_Written instruction:_ Reproduce the items word for word, from their first line through the line containing "magnifier-icon — [161, 290, 191, 320]", including both of those lines.

_Extracted data:_
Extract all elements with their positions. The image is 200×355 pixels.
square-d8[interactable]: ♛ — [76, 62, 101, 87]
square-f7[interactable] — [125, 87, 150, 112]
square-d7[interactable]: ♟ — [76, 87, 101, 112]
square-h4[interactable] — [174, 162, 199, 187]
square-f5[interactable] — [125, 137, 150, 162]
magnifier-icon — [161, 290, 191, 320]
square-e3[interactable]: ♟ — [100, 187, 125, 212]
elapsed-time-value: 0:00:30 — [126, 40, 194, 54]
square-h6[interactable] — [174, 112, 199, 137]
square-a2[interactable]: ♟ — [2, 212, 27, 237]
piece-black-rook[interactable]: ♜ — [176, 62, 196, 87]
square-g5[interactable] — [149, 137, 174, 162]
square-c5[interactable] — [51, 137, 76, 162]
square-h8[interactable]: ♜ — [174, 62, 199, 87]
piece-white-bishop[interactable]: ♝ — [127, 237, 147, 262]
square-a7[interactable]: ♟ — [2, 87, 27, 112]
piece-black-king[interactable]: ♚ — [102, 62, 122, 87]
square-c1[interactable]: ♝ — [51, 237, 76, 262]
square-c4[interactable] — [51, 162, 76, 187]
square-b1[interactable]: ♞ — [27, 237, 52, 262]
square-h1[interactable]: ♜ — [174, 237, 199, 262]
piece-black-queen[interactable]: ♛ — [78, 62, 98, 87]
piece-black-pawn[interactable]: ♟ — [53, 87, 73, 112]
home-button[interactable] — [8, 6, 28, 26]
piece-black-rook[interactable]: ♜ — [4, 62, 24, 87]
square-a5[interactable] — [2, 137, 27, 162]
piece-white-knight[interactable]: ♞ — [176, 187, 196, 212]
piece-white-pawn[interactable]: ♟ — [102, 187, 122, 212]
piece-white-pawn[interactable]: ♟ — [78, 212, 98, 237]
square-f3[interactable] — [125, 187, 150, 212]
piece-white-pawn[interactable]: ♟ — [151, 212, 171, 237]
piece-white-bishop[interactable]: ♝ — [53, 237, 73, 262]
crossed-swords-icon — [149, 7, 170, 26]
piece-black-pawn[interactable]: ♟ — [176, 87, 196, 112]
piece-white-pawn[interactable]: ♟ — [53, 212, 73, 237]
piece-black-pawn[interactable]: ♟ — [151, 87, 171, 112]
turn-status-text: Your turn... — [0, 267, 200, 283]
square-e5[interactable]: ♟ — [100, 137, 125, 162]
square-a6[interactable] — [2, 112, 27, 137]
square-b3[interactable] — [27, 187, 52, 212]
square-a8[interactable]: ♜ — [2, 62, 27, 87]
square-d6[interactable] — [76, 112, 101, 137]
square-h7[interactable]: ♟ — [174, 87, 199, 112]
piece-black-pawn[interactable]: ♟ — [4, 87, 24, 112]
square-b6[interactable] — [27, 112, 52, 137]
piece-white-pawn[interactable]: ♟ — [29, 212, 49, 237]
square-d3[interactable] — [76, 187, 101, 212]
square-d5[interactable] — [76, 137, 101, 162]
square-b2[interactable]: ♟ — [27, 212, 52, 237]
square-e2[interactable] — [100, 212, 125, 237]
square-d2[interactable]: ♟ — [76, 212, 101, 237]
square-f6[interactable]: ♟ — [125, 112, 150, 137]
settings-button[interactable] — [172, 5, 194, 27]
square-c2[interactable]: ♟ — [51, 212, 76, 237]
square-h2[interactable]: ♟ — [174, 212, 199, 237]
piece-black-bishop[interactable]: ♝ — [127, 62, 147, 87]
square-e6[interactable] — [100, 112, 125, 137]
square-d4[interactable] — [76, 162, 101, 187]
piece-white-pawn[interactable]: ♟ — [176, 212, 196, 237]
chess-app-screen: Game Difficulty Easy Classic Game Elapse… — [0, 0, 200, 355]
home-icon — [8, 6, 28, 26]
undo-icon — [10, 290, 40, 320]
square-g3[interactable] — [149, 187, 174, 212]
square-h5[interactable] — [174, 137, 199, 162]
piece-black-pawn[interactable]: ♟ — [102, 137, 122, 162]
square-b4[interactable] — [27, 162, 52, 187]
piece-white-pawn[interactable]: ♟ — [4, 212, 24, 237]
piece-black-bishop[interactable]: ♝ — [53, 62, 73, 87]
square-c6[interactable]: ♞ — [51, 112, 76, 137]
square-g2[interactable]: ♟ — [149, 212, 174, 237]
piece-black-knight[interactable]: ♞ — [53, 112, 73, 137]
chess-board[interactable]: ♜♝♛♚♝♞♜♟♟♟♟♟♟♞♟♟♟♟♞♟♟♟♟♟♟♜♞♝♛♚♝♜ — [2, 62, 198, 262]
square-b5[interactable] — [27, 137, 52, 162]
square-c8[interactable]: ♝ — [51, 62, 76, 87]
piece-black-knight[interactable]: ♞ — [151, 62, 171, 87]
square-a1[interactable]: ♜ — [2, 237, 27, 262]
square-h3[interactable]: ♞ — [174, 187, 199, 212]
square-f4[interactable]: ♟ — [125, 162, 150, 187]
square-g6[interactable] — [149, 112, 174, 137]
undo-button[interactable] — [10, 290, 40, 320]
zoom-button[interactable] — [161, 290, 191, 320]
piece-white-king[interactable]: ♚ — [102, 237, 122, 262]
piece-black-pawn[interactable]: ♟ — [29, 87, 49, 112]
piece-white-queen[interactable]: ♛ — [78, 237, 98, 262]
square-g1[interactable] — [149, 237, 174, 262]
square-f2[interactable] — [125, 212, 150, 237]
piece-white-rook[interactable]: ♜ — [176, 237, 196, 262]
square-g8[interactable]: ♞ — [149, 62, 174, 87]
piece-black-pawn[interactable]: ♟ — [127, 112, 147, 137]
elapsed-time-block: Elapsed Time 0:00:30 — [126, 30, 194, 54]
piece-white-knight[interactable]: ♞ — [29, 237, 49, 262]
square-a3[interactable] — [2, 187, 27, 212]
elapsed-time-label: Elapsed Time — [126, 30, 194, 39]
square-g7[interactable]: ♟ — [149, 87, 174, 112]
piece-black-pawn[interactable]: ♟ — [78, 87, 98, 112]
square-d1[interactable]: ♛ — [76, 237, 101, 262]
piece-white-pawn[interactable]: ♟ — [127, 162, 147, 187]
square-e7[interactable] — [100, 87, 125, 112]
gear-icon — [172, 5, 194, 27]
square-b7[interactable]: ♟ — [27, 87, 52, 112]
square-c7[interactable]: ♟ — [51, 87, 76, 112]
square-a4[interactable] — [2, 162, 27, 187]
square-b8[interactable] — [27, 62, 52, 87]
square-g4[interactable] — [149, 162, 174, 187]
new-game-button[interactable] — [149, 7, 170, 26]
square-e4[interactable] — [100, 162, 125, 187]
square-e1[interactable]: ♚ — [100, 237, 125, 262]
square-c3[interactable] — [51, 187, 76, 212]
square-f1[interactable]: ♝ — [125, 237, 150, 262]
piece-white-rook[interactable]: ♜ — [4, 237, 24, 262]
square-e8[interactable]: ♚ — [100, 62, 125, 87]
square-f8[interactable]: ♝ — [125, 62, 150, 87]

_Exercise result:_
Extract all elements with their positions. The image is 200×355 pixels.
square-d8[interactable]: ♛ — [76, 62, 101, 87]
square-f7[interactable] — [125, 87, 150, 112]
square-d7[interactable]: ♟ — [76, 87, 101, 112]
square-h4[interactable] — [174, 162, 199, 187]
square-f5[interactable] — [125, 137, 150, 162]
magnifier-icon — [161, 290, 191, 320]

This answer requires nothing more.